EXERCISE BRIEF: Transcribe the records exactly. Pictures do not belong in the transcription.

=== GIVEN DATA ===

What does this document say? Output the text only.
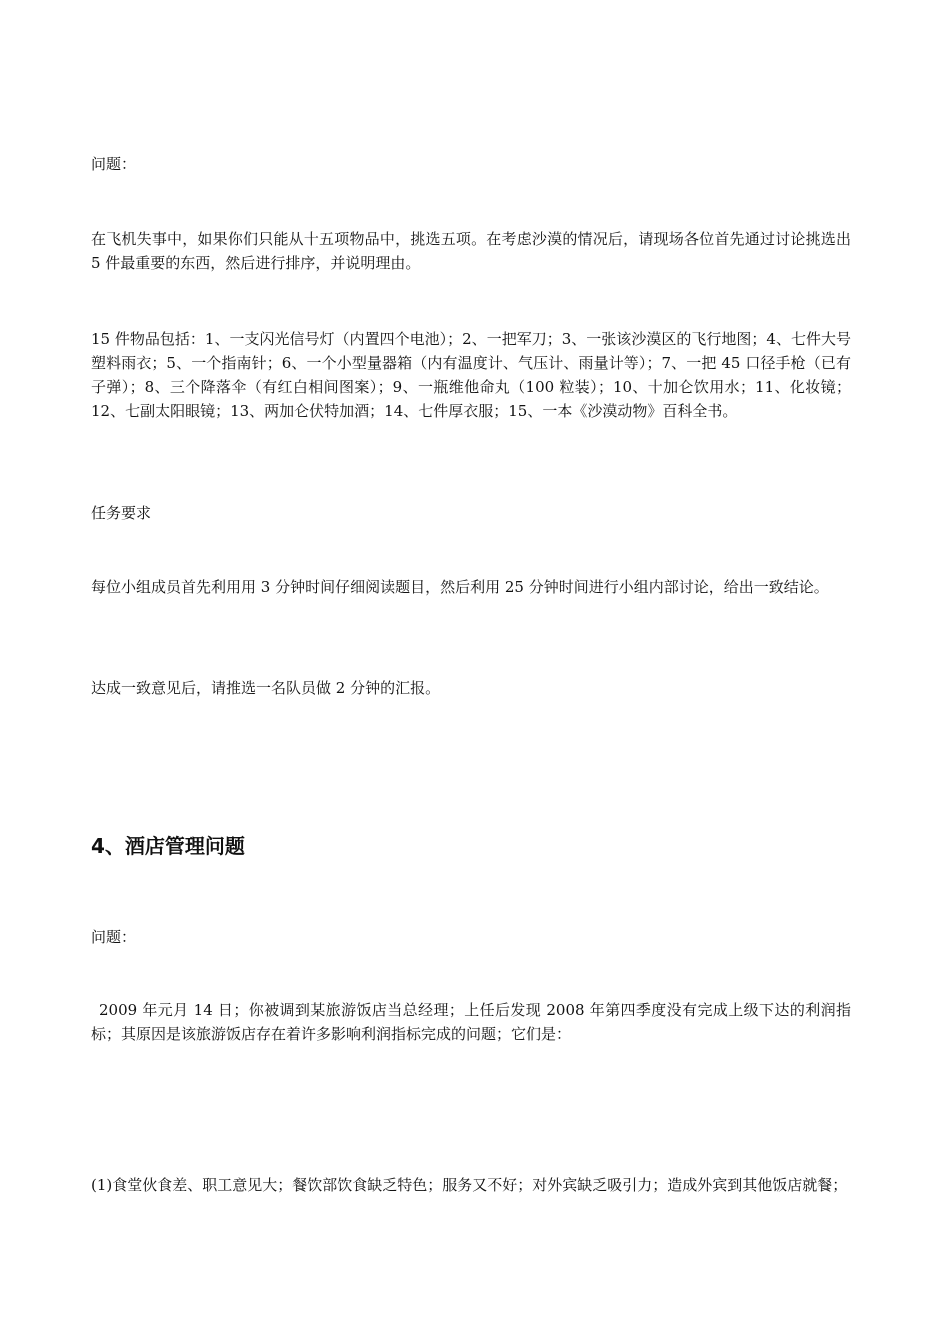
问题：

在飞机失事中，如果你们只能从十五项物品中，挑选五项。在考虑沙漠的情况后，请现场各位首先通过讨论挑选出 5 件最重要的东西，然后进行排序，并说明理由。

15 件物品包括：1、一支闪光信号灯（内置四个电池）；2、一把军刀；3、一张该沙漠区的飞行地图；4、七件大号塑料雨衣；5、一个指南针；6、一个小型量器箱（内有温度计、气压计、雨量计等）；7、一把 45 口径手枪（已有子弹）；8、三个降落伞（有红白相间图案）；9、一瓶维他命丸（100 粒装）；10、十加仑饮用水；11、化妆镜；12、七副太阳眼镜；13、两加仑伏特加酒；14、七件厚衣服；15、一本《沙漠动物》百科全书。

任务要求

每位小组成员首先利用用 3 分钟时间仔细阅读题目，然后利用 25 分钟时间进行小组内部讨论，给出一致结论。

达成一致意见后，请推选一名队员做 2 分钟的汇报。

4、酒店管理问题

问题：

2009 年元月 14 日；你被调到某旅游饭店当总经理；上任后发现 2008 年第四季度没有完成上级下达的利润指标；其原因是该旅游饭店存在着许多影响利润指标完成的问题；它们是：

(1)食堂伙食差、职工意见大；餐饮部饮食缺乏特色；服务又不好；对外宾缺乏吸引力；造成外宾到其他饭店就餐；
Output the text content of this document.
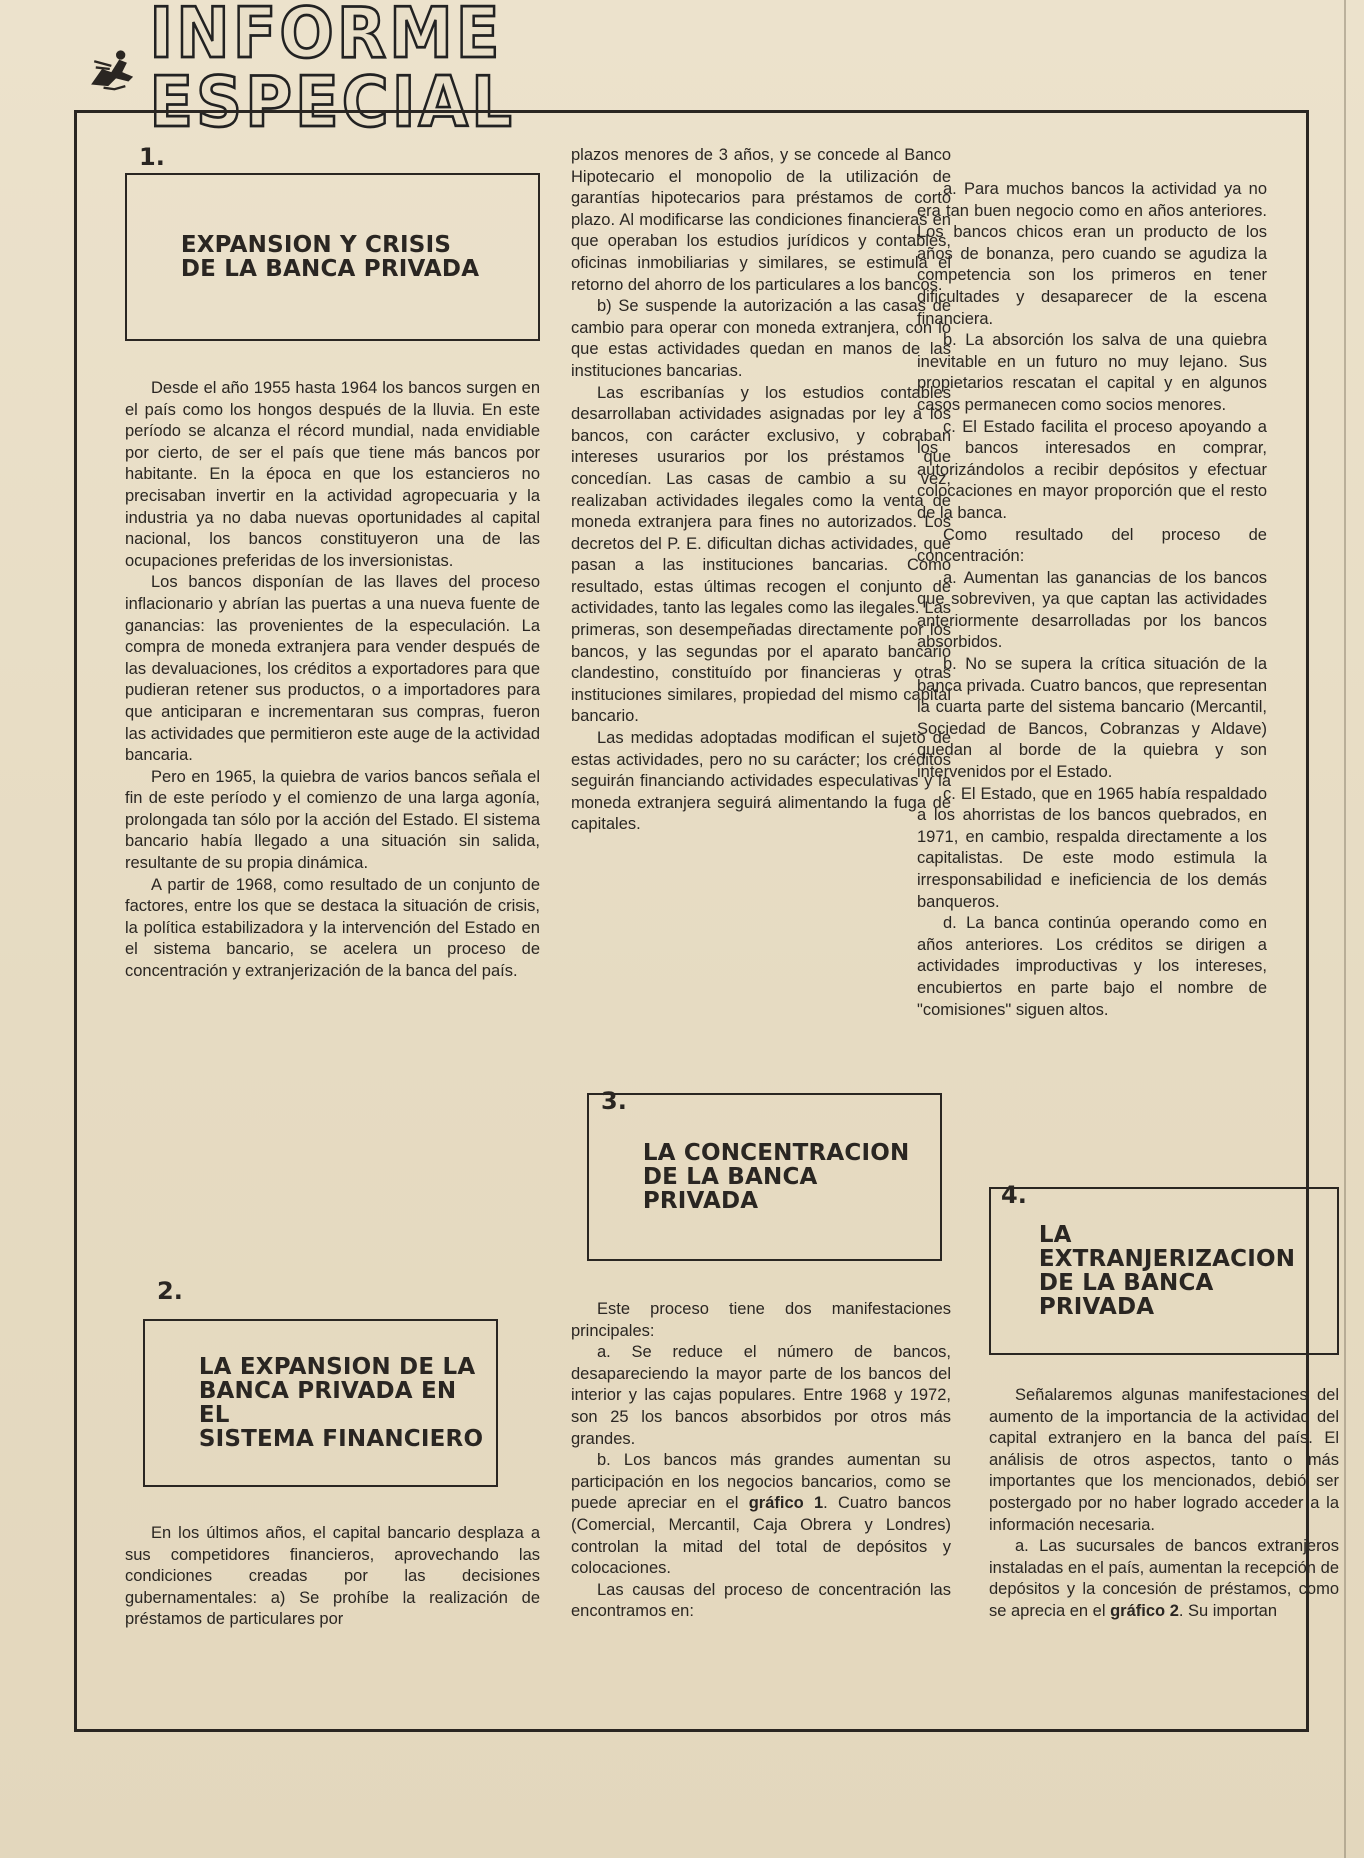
INFORME ESPECIAL
1.
EXPANSION Y CRISIS
DE LA BANCA PRIVADA

Desde el año 1955 hasta 1964 los bancos surgen en el país como los hongos después de la lluvia. En este período se alcanza el récord mundial, nada envidiable por cierto, de ser el país que tiene más bancos por habitante. En la época en que los estancieros no precisaban invertir en la actividad agropecuaria y la industria ya no daba nuevas oportunidades al capital nacional, los bancos constituyeron una de las ocupaciones preferidas de los inversionistas.

Los bancos disponían de las llaves del proceso inflacionario y abrían las puertas a una nueva fuente de ganancias: las provenientes de la especulación. La compra de moneda extranjera para vender después de las devaluaciones, los créditos a exportadores para que pudieran retener sus productos, o a importadores para que anticiparan e incrementaran sus compras, fueron las actividades que permitieron este auge de la actividad bancaria.

Pero en 1965, la quiebra de varios bancos señala el fin de este período y el comienzo de una larga agonía, prolongada tan sólo por la acción del Estado. El sistema bancario había llegado a una situación sin salida, resultante de su propia dinámica.

A partir de 1968, como resultado de un conjunto de factores, entre los que se destaca la situación de crisis, la política estabilizadora y la intervención del Estado en el sistema bancario, se acelera un proceso de concentración y extranjerización de la banca del país.

2.
LA EXPANSION DE LA
BANCA PRIVADA EN EL
SISTEMA FINANCIERO

En los últimos años, el capital bancario desplaza a sus competidores financieros, aprovechando las condiciones creadas por las decisiones gubernamentales: a) Se prohíbe la realización de préstamos de particulares por

plazos menores de 3 años, y se concede al Banco Hipotecario el monopolio de la utilización de garantías hipotecarios para préstamos de corto plazo. Al modificarse las condiciones financieras en que operaban los estudios jurídicos y contables, oficinas inmobiliarias y similares, se estimula el retorno del ahorro de los particulares a los bancos.

b) Se suspende la autorización a las casas de cambio para operar con moneda extranjera, con lo que estas actividades quedan en manos de las instituciones bancarias.

Las escribanías y los estudios contables desarrollaban actividades asignadas por ley a los bancos, con carácter exclusivo, y cobraban intereses usurarios por los préstamos que concedían. Las casas de cambio a su vez, realizaban actividades ilegales como la venta de moneda extranjera para fines no autorizados. Los decretos del P. E. dificultan dichas actividades, que pasan a las instituciones bancarias. Como resultado, estas últimas recogen el conjunto de actividades, tanto las legales como las ilegales. Las primeras, son desempeñadas directamente por los bancos, y las segundas por el aparato bancario clandestino, constituído por financieras y otras instituciones similares, propiedad del mismo capital bancario.

Las medidas adoptadas modifican el sujeto de estas actividades, pero no su carácter; los créditos seguirán financiando actividades especulativas y la moneda extranjera seguirá alimentando la fuga de capitales.

3.
LA CONCENTRACION
DE LA BANCA PRIVADA

Este proceso tiene dos manifestaciones principales:

a. Se reduce el número de bancos, desapareciendo la mayor parte de los bancos del interior y las cajas populares. Entre 1968 y 1972, son 25 los bancos absorbidos por otros más grandes.

b. Los bancos más grandes aumentan su participación en los negocios bancarios, como se puede apreciar en el gráfico 1. Cuatro bancos (Comercial, Mercantil, Caja Obrera y Londres) controlan la mitad del total de depósitos y colocaciones.

Las causas del proceso de concentración las encontramos en:

a. Para muchos bancos la actividad ya no era tan buen negocio como en años anteriores. Los bancos chicos eran un producto de los años de bonanza, pero cuando se agudiza la competencia son los primeros en tener dificultades y desaparecer de la escena financiera.

b. La absorción los salva de una quiebra inevitable en un futuro no muy lejano. Sus propietarios rescatan el capital y en algunos casos permanecen como socios menores.

c. El Estado facilita el proceso apoyando a los bancos interesados en comprar, autorizándolos a recibir depósitos y efectuar colocaciones en mayor proporción que el resto de la banca.

Como resultado del proceso de concentración:

a. Aumentan las ganancias de los bancos que sobreviven, ya que captan las actividades anteriormente desarrolladas por los bancos absorbidos.

b. No se supera la crítica situación de la banca privada. Cuatro bancos, que representan la cuarta parte del sistema bancario (Mercantil, Sociedad de Bancos, Cobranzas y Aldave) quedan al borde de la quiebra y son intervenidos por el Estado.

c. El Estado, que en 1965 había respaldado a los ahorristas de los bancos quebrados, en 1971, en cambio, respalda directamente a los capitalistas. De este modo estimula la irresponsabilidad e ineficiencia de los demás banqueros.

d. La banca continúa operando como en años anteriores. Los créditos se dirigen a actividades improductivas y los intereses, encubiertos en parte bajo el nombre de "comisiones" siguen altos.

4.
LA EXTRANJERIZACION
DE LA BANCA PRIVADA

Señalaremos algunas manifestaciones del aumento de la importancia de la actividad del capital extranjero en la banca del país. El análisis de otros aspectos, tanto o más importantes que los mencionados, debió ser postergado por no haber logrado acceder a la información necesaria.

a. Las sucursales de bancos extranjeros instaladas en el país, aumentan la recepción de depósitos y la concesión de préstamos, como se aprecia en el gráfico 2. Su importan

===

CORRECT RESPONSE:
What does this document say? Output the text only.
问题：

在飞机失事中，如果你们只能从十五项物品中，挑选五项。在考虑沙漠的情况后，请现场各位首先通过讨论挑选出 5 件最重要的东西，然后进行排序，并说明理由。

15 件物品包括：1、一支闪光信号灯（内置四个电池）；2、一把军刀；3、一张该沙漠区的飞行地图；4、七件大号塑料雨衣；5、一个指南针；6、一个小型量器箱（内有温度计、气压计、雨量计等）；7、一把 45 口径手枪（已有子弹）；8、三个降落伞（有红白相间图案）；9、一瓶维他命丸（100 粒装）；10、十加仑饮用水；11、化妆镜；12、七副太阳眼镜；13、两加仑伏特加酒；14、七件厚衣服；15、一本《沙漠动物》百科全书。

任务要求

每位小组成员首先利用用 3 分钟时间仔细阅读题目，然后利用 25 分钟时间进行小组内部讨论，给出一致结论。

达成一致意见后，请推选一名队员做 2 分钟的汇报。

4、酒店管理问题

问题：

2009 年元月 14 日；你被调到某旅游饭店当总经理；上任后发现 2008 年第四季度没有完成上级下达的利润指标；其原因是该旅游饭店存在着许多影响利润指标完成的问题；它们是：

(1)食堂伙食差、职工意见大；餐饮部饮食缺乏特色；服务又不好；对外宾缺乏吸引力；造成外宾到其他饭店就餐；
Output the text content of this document.
INFORME ESPECIAL
1.
EXPANSION Y CRISIS
DE LA BANCA PRIVADA

Desde el año 1955 hasta 1964 los bancos surgen en el país como los hongos después de la lluvia. En este período se alcanza el récord mundial, nada envidiable por cierto, de ser el país que tiene más bancos por habitante. En la época en que los estancieros no precisaban invertir en la actividad agropecuaria y la industria ya no daba nuevas oportunidades al capital nacional, los bancos constituyeron una de las ocupaciones preferidas de los inversionistas.

Los bancos disponían de las llaves del proceso inflacionario y abrían las puertas a una nueva fuente de ganancias: las provenientes de la especulación. La compra de moneda extranjera para vender después de las devaluaciones, los créditos a exportadores para que pudieran retener sus productos, o a importadores para que anticiparan e incrementaran sus compras, fueron las actividades que permitieron este auge de la actividad bancaria.

Pero en 1965, la quiebra de varios bancos señala el fin de este período y el comienzo de una larga agonía, prolongada tan sólo por la acción del Estado. El sistema bancario había llegado a una situación sin salida, resultante de su propia dinámica.

A partir de 1968, como resultado de un conjunto de factores, entre los que se destaca la situación de crisis, la política estabilizadora y la intervención del Estado en el sistema bancario, se acelera un proceso de concentración y extranjerización de la banca del país.

2.
LA EXPANSION DE LA
BANCA PRIVADA EN EL
SISTEMA FINANCIERO

En los últimos años, el capital bancario desplaza a sus competidores financieros, aprovechando las condiciones creadas por las decisiones gubernamentales: a) Se prohíbe la realización de préstamos de particulares por

plazos menores de 3 años, y se concede al Banco Hipotecario el monopolio de la utilización de garantías hipotecarios para préstamos de corto plazo. Al modificarse las condiciones financieras en que operaban los estudios jurídicos y contables, oficinas inmobiliarias y similares, se estimula el retorno del ahorro de los particulares a los bancos.

b) Se suspende la autorización a las casas de cambio para operar con moneda extranjera, con lo que estas actividades quedan en manos de las instituciones bancarias.

Las escribanías y los estudios contables desarrollaban actividades asignadas por ley a los bancos, con carácter exclusivo, y cobraban intereses usurarios por los préstamos que concedían. Las casas de cambio a su vez, realizaban actividades ilegales como la venta de moneda extranjera para fines no autorizados. Los decretos del P. E. dificultan dichas actividades, que pasan a las instituciones bancarias. Como resultado, estas últimas recogen el conjunto de actividades, tanto las legales como las ilegales. Las primeras, son desempeñadas directamente por los bancos, y las segundas por el aparato bancario clandestino, constituído por financieras y otras instituciones similares, propiedad del mismo capital bancario.

Las medidas adoptadas modifican el sujeto de estas actividades, pero no su carácter; los créditos seguirán financiando actividades especulativas y la moneda extranjera seguirá alimentando la fuga de capitales.

3.
LA CONCENTRACION
DE LA BANCA PRIVADA

Este proceso tiene dos manifestaciones principales:

a. Se reduce el número de bancos, desapareciendo la mayor parte de los bancos del interior y las cajas populares. Entre 1968 y 1972, son 25 los bancos absorbidos por otros más grandes.

b. Los bancos más grandes aumentan su participación en los negocios bancarios, como se puede apreciar en el gráfico 1. Cuatro bancos (Comercial, Mercantil, Caja Obrera y Londres) controlan la mitad del total de depósitos y colocaciones.

Las causas del proceso de concentración las encontramos en:

a. Para muchos bancos la actividad ya no era tan buen negocio como en años anteriores. Los bancos chicos eran un producto de los años de bonanza, pero cuando se agudiza la competencia son los primeros en tener dificultades y desaparecer de la escena financiera.

b. La absorción los salva de una quiebra inevitable en un futuro no muy lejano. Sus propietarios rescatan el capital y en algunos casos permanecen como socios menores.

c. El Estado facilita el proceso apoyando a los bancos interesados en comprar, autorizándolos a recibir depósitos y efectuar colocaciones en mayor proporción que el resto de la banca.

Como resultado del proceso de concentración:

a. Aumentan las ganancias de los bancos que sobreviven, ya que captan las actividades anteriormente desarrolladas por los bancos absorbidos.

b. No se supera la crítica situación de la banca privada. Cuatro bancos, que representan la cuarta parte del sistema bancario (Mercantil, Sociedad de Bancos, Cobranzas y Aldave) quedan al borde de la quiebra y son intervenidos por el Estado.

c. El Estado, que en 1965 había respaldado a los ahorristas de los bancos quebrados, en 1971, en cambio, respalda directamente a los capitalistas. De este modo estimula la irresponsabilidad e ineficiencia de los demás banqueros.

d. La banca continúa operando como en años anteriores. Los créditos se dirigen a actividades improductivas y los intereses, encubiertos en parte bajo el nombre de "comisiones" siguen altos.

4.
LA EXTRANJERIZACION
DE LA BANCA PRIVADA

Señalaremos algunas manifestaciones del aumento de la importancia de la actividad del capital extranjero en la banca del país. El análisis de otros aspectos, tanto o más importantes que los mencionados, debió ser postergado por no haber logrado acceder a la información necesaria.

a. Las sucursales de bancos extranjeros instaladas en el país, aumentan la recepción de depósitos y la concesión de préstamos, como se aprecia en el gráfico 2. Su importan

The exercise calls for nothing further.